(What the task asks) Copy nothing but the text: repeat each entry exactly and drop the images.

(Source data)
○ ○ ○ ○ ○
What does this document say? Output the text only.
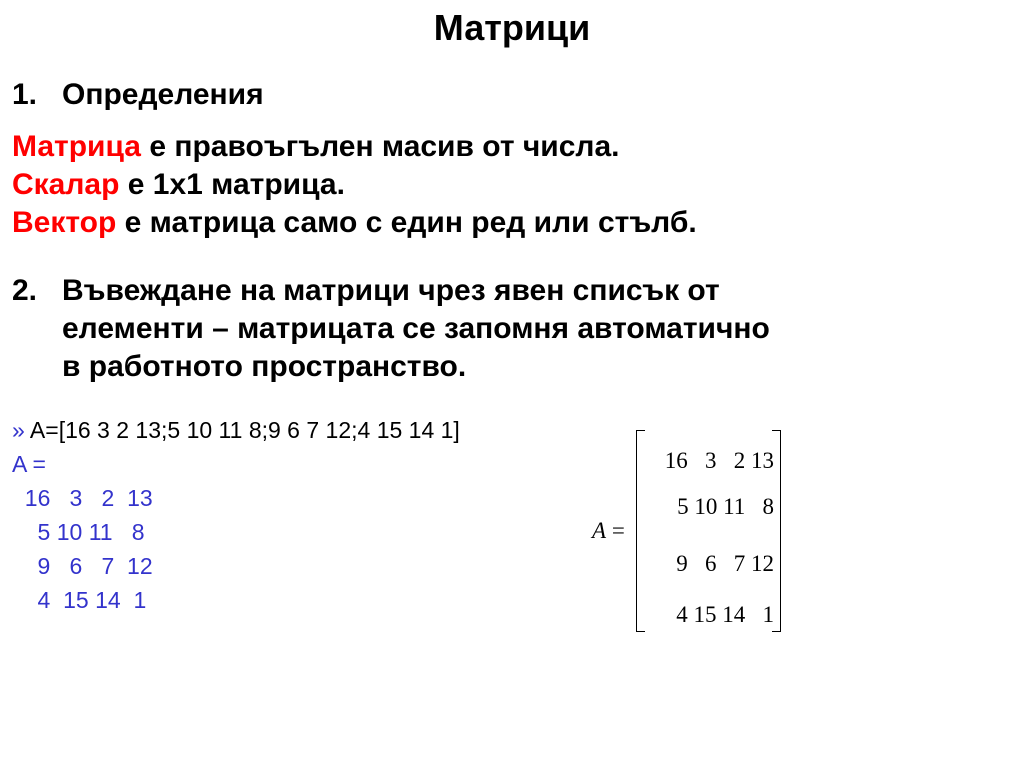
Матрици
1. Определения
Матрица е правоъгълен масив от числа.
Скалар е 1x1 матрица.
Вектор е матрица само с един ред или стълб.
2. Въвеждане на матрици чрез явен списък от
елементи – матрицата се запомня автоматично
в работното пространство.
» A=[16 3 2 13;5 10 11 8;9 6 7 12;4 15 14 1]
A =
16   3   2  13
5 10 11   8
9   6   7  12
4  15 14  1
A =
16   3   2 13
5 10 11   8
9   6   7 12
4 15 14   1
○ ○ ○ ○ ○
(Written answer)
What does this document say? Output the text only.
Матрици
1. Определения
Матрица е правоъгълен масив от числа.
Скалар е 1x1 матрица.
Вектор е матрица само с един ред или стълб.
2. Въвеждане на матрици чрез явен списък от
елементи – матрицата се запомня автоматично
в работното пространство.
» A=[16 3 2 13;5 10 11 8;9 6 7 12;4 15 14 1]
A =
16   3   2  13
5 10 11   8
9   6   7  12
4  15 14  1
A =
16   3   2 13
5 10 11   8
9   6   7 12
4 15 14   1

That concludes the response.